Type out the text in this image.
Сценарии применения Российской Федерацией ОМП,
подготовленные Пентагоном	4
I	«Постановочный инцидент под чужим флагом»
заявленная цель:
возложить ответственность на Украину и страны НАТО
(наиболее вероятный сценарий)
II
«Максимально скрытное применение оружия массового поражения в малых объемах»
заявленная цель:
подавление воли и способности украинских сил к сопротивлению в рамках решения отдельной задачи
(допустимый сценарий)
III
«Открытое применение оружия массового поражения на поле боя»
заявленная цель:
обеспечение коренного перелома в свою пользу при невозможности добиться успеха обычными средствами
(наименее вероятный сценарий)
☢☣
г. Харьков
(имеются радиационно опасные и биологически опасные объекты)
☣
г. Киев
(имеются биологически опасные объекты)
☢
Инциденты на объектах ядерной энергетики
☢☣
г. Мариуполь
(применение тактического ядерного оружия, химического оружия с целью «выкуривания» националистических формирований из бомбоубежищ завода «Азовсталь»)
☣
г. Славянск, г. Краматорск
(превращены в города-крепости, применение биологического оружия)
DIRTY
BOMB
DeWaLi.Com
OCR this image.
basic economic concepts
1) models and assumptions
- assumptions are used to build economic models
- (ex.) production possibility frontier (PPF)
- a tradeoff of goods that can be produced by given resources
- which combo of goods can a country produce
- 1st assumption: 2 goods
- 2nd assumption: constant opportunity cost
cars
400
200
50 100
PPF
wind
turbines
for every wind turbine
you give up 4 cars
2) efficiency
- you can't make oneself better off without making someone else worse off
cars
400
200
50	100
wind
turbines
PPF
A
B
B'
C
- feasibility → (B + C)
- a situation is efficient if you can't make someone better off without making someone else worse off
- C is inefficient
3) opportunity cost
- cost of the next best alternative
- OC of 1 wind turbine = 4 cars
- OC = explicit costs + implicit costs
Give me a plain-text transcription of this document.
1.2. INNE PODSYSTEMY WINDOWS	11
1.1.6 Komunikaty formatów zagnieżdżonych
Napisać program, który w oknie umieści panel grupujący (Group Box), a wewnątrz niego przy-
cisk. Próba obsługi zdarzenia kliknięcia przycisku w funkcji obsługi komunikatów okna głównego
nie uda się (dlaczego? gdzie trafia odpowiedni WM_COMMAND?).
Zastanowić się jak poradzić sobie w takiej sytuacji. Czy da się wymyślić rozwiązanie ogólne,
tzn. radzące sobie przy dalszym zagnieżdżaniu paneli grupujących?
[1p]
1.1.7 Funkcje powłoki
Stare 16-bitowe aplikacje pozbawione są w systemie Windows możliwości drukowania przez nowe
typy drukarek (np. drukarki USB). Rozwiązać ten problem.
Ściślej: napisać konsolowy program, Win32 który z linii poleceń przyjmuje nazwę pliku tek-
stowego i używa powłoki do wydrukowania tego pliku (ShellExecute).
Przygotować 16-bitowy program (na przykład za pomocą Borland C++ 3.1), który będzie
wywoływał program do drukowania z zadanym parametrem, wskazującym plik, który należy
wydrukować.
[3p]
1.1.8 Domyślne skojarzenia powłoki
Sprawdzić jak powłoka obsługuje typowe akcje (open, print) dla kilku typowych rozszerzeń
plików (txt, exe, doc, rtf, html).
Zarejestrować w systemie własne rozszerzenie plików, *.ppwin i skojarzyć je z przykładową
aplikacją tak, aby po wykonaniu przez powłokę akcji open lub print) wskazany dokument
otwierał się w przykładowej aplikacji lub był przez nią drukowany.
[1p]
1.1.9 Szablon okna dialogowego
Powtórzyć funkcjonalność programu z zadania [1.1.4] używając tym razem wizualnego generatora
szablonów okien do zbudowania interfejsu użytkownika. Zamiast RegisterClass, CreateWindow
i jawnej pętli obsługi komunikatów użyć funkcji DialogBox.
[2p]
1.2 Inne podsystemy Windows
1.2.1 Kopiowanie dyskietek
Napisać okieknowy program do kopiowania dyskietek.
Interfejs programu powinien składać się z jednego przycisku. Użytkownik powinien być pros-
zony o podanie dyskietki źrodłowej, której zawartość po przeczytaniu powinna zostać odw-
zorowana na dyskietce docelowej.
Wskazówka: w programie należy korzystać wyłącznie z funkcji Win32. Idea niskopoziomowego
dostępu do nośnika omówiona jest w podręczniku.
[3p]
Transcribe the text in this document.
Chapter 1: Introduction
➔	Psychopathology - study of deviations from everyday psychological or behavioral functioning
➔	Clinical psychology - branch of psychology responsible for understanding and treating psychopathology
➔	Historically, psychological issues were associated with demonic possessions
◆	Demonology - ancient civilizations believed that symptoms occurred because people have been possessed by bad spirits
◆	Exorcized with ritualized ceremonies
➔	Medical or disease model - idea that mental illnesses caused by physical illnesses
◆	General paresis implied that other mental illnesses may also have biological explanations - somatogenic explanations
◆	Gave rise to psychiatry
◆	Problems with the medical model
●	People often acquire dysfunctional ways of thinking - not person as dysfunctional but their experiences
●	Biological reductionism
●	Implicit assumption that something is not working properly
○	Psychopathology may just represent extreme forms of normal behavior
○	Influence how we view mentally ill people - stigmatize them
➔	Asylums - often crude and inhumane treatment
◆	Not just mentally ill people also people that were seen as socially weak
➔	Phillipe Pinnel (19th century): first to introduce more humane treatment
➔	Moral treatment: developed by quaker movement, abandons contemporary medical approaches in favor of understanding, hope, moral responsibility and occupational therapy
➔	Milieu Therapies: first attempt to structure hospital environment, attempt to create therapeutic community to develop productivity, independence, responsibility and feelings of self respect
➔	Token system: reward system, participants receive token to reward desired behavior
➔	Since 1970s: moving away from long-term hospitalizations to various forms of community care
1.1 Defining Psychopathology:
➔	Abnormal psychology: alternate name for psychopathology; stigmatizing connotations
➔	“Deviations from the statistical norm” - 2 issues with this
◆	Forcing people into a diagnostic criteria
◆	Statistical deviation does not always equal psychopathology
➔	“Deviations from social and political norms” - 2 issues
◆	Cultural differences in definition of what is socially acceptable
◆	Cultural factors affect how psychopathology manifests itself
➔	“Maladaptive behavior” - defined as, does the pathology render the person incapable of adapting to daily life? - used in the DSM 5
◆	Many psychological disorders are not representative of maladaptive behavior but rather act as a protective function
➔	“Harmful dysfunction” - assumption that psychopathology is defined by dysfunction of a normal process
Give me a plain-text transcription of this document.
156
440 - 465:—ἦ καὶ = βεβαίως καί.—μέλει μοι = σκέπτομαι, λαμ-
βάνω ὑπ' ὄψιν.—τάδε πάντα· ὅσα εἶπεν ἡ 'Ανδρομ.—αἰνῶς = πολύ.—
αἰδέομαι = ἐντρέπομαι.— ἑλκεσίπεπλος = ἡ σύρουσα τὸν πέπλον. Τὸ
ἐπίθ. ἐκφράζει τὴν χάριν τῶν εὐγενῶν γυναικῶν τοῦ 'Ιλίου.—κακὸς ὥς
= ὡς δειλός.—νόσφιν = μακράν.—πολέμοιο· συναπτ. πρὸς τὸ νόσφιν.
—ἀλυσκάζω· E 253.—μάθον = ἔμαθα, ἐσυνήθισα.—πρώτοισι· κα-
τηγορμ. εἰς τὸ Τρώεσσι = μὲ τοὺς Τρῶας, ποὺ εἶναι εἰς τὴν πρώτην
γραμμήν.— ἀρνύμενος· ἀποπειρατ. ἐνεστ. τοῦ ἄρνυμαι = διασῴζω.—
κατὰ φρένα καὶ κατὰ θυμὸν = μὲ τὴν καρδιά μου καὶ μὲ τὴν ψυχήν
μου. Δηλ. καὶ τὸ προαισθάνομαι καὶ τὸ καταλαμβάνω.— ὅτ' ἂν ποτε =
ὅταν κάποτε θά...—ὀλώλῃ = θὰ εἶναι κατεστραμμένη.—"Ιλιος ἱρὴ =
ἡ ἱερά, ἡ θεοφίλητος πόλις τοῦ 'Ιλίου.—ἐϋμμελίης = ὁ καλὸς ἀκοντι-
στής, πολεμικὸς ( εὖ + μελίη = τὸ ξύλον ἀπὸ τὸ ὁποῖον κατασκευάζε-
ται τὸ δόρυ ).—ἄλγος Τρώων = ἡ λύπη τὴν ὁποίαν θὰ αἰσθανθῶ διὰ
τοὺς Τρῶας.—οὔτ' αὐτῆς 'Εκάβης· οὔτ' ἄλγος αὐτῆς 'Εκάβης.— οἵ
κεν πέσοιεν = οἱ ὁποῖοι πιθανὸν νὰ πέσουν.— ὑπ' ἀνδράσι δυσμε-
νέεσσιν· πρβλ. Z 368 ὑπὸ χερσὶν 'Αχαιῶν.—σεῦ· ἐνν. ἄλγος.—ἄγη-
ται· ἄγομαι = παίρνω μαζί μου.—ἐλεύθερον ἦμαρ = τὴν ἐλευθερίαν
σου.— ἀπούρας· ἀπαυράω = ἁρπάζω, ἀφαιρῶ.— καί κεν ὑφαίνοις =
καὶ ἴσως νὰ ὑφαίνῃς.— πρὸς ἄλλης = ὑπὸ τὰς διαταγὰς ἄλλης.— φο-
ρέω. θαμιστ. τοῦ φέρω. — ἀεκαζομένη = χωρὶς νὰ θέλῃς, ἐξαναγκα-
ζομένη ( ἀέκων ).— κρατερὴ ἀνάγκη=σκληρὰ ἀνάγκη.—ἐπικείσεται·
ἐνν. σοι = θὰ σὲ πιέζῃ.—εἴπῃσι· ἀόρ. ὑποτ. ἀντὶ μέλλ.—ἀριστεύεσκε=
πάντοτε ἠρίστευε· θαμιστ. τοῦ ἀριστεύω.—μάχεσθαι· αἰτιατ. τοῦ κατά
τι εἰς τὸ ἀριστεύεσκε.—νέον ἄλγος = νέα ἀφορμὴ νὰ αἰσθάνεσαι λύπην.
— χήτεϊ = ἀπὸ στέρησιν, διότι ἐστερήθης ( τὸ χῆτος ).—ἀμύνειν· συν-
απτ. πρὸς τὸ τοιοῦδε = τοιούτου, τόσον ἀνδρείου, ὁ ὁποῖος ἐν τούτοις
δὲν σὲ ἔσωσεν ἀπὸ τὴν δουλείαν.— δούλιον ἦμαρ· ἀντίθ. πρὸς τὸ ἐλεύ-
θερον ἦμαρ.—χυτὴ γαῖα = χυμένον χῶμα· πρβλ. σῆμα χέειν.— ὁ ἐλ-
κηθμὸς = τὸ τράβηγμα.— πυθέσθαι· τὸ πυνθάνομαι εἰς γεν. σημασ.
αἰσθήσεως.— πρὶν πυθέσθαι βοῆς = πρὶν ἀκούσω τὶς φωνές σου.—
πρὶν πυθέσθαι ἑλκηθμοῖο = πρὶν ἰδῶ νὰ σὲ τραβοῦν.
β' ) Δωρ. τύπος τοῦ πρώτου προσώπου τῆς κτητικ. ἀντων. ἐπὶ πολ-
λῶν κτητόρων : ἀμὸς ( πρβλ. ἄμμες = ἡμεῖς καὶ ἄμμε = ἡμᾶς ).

__________________________________________________

> **SHORT EXERCISE**: Read the data above and count the lines that include "dyskietek". Answer only with the count.

> **FINISHED TASK**: 2